Requirement 1 –
Answer these questions from the passage on David Strathairn, marking each answer with the same letter:
(a) In which 1988 film did Strathairn and his son Tay last act together on screen before Nomadland?
(b) Who directed the film Remember This?
(c) Which role did Strathairn play in Ashes to Ashes?
Requirement 2 –
List every stage role that the passage on David Strathairn says he played.
Requirement 3 –
Continue the passage on David Strathairn from its last sentence.

Passage –

==============================

In 2020, Strathairn was one of the few genuine actors in the Oscar-winner Nomadland, directed by Chloé Zhao. David appears alongside his son Tay, the first time they have acted together on screen since 1988's Eight Men Out when Tay was just eight years old.

Strathairn stars in the upcoming film Remember This, based on the stage play about the life of a Polish diplomat and war hero Jan Karski. The film is executive-produced by Eva Anisko and directed by Jeff Hutchens and Derek Goldman.

Theater
Strathairn is also a stage actor and has performed over 30 theatrical roles. He performed several roles in stage plays by Harold Pinter. He played Stanley in two consecutive New York Classic Stage Company (CSC) productions of Pinter's 1957 play The Birthday Party, directed by Carey Perloff (since 1992 artistic director of the American Conservatory Theater), in 1988 and 1989; the dual roles of prison Officer and Prisoner in Pinter's 1989 play Mountain Language (in a double bill with the second CSC Rep production of The Birthday Party); Edwin Booth in a workshop production by W. Stuart McDowell at The Players in 1989; Kerner, in Tom Stoppard's Hapgood (1994); and Devlin, opposite Lindsay Duncan's Rebecca, in Pinter's 1996 two-hander Ashes to Ashes in the 1999 New York premiere by the Roundabout Theatre Company.

==============================

Supplied information –

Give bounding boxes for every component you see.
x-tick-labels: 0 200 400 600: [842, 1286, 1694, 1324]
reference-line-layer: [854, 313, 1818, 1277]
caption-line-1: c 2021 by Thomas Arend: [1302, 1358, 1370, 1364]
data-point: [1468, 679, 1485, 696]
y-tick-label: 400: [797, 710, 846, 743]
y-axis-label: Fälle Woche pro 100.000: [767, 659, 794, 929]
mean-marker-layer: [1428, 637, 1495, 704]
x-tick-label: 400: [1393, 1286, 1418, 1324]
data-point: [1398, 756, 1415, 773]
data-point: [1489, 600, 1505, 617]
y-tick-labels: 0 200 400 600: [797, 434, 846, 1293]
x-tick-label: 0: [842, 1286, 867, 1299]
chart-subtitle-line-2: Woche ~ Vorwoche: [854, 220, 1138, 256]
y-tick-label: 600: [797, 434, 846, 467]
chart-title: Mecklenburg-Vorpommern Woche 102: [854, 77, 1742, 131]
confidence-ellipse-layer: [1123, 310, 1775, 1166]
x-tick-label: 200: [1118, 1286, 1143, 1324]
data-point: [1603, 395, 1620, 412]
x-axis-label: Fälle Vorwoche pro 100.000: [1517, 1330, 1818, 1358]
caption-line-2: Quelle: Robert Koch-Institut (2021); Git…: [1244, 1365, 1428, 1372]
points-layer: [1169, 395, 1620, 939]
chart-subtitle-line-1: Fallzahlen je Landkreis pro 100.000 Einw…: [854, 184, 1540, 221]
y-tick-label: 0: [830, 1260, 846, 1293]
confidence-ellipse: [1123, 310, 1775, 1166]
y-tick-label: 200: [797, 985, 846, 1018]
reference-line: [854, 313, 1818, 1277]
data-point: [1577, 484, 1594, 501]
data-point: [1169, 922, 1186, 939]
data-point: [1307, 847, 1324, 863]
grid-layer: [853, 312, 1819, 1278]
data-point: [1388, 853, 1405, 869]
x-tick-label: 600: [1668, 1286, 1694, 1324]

==============================

Task response 1 –
(a) Eight Men Out
(b) Jeff Hutchens and Derek Goldman
(c) Devlin

Task response 2 –
Stanley, prison Officer, Prisoner, Edwin Booth, Kerner, Devlin

Task response 3 –
In 2015 Strathairn appeared in Anton Chekov's The Cherry Orchard with Mary McDonnell at People's Light theater in Malvern, Pennsylvania. He lent his voice talents to an adaptation in the form of a radio play of Sinclair Lewis' It Can't Happen Here by the Berkeley Repertory Theatre in October 2020.

Strathairn plays Jan Karski in the one-man play Remember This: The Lesson of Jan Karski, written by Clark Young and Derek Goldman. The play is an original production by The Laboratory for Global Performance and Politics at Georgetown University. In 2021, Strathairn garnered critical acclaim for a production of Remember This at the Chicago Shakespeare Theater.

Personal life
Strathairn narrated a biographical video to introduce Barack Obama before his acceptance speech at the 2008 Democratic National Convention.

Strathairn's son Tay Strathairn was keyboardist for the band Dawes.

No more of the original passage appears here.